··· Material supplied

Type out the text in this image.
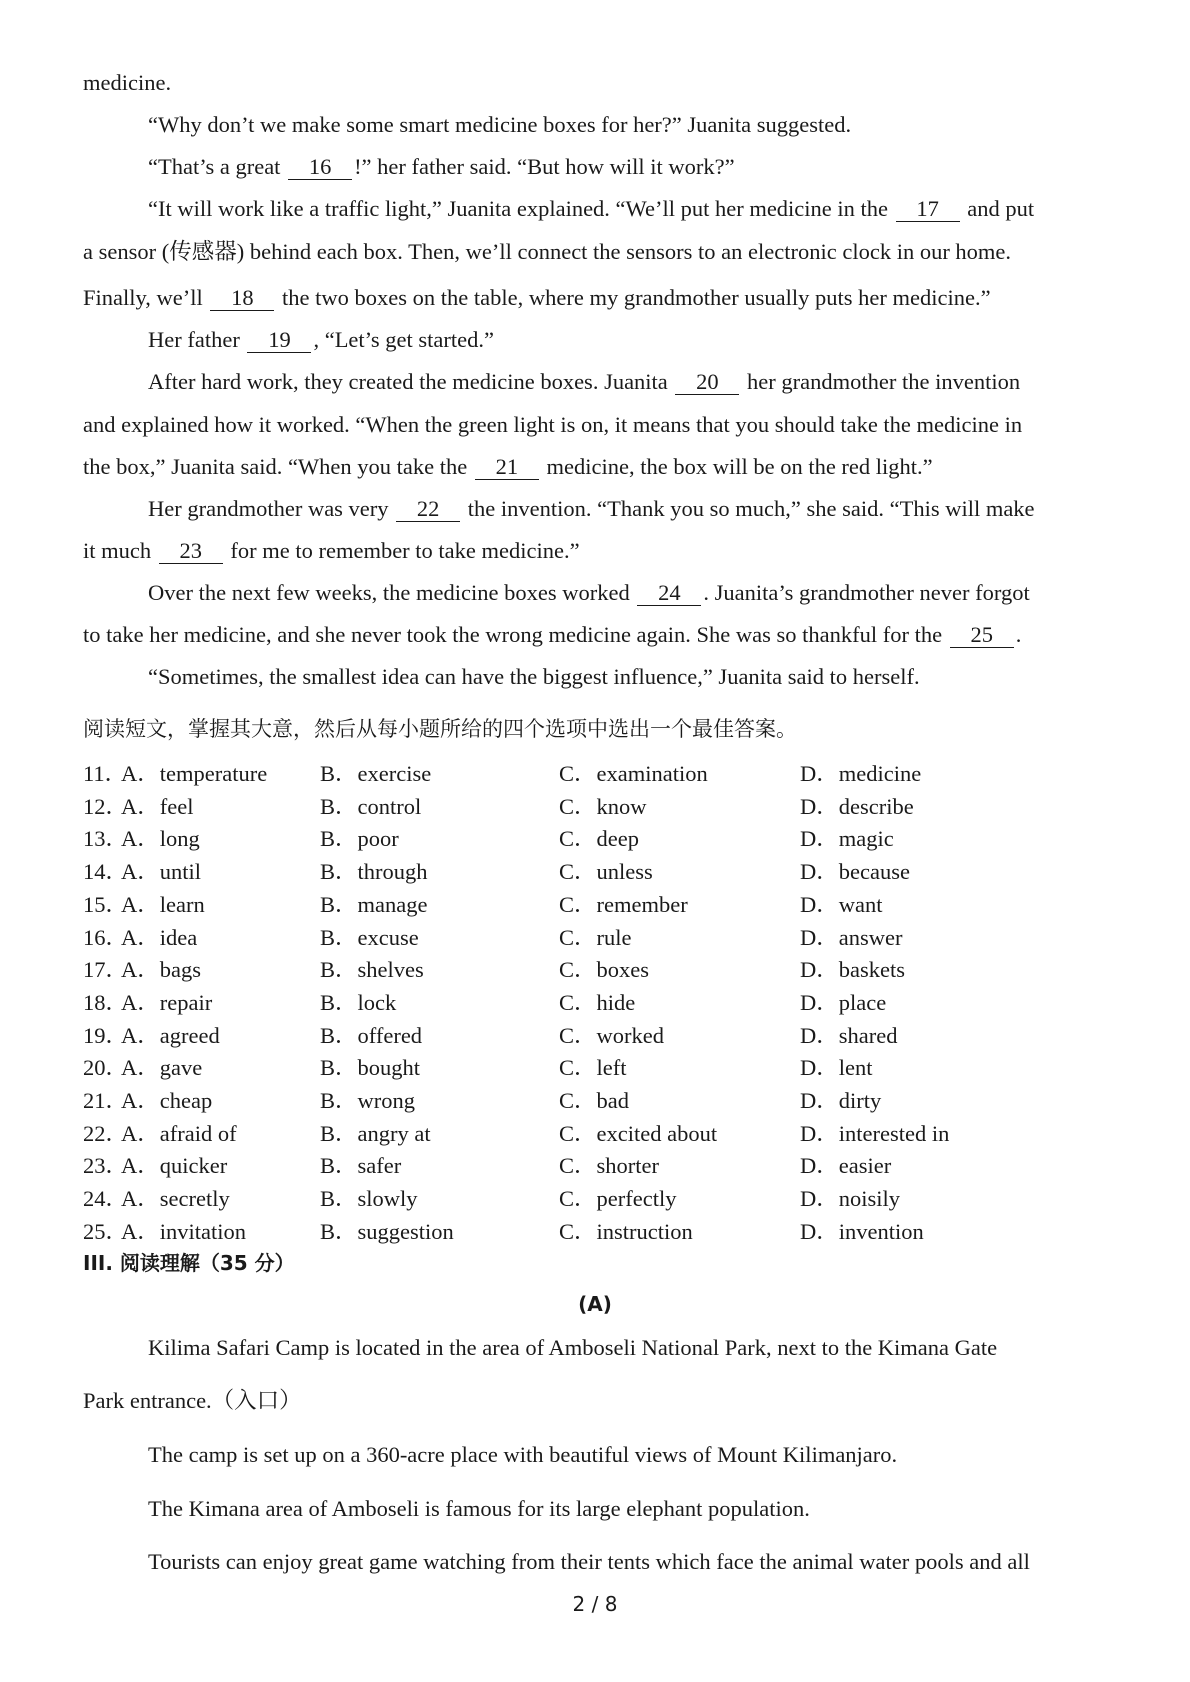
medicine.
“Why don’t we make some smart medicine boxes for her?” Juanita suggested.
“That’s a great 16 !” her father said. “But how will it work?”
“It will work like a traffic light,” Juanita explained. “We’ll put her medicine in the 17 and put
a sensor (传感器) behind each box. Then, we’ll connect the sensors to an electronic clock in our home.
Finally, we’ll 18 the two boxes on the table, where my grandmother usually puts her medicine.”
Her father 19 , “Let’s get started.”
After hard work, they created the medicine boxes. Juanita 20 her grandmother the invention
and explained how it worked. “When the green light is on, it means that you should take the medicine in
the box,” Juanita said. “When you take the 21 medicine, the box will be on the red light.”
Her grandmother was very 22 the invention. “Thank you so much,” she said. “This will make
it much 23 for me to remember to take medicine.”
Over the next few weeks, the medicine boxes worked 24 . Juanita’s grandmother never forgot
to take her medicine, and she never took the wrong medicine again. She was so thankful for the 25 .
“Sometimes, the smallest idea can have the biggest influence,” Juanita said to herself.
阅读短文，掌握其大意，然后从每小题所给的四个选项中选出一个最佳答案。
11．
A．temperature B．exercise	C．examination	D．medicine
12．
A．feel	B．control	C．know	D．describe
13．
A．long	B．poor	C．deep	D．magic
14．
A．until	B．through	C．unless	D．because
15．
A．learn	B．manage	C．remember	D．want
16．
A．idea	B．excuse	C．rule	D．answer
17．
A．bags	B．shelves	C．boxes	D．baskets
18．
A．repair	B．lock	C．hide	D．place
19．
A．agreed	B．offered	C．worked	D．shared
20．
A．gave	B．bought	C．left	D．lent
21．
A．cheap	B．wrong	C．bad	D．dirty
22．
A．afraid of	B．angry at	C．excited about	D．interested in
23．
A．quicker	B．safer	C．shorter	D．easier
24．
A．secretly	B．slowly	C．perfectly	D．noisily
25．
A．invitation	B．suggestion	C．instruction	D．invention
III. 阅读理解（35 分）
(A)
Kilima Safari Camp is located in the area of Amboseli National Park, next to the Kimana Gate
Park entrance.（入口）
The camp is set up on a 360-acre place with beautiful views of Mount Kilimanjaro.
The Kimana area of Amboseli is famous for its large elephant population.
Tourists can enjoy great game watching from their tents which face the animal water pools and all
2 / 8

······

• Instructions to follow:
Copy every line above that holds the word "invention".

• Result for this exercise:
After hard work, they created the medicine boxes. Juanita 20 her grandmother the invention
Her grandmother was very 22 the invention. “Thank you so much,” she said. “This will make
A．invitation	B．suggestion	C．instruction	D．invention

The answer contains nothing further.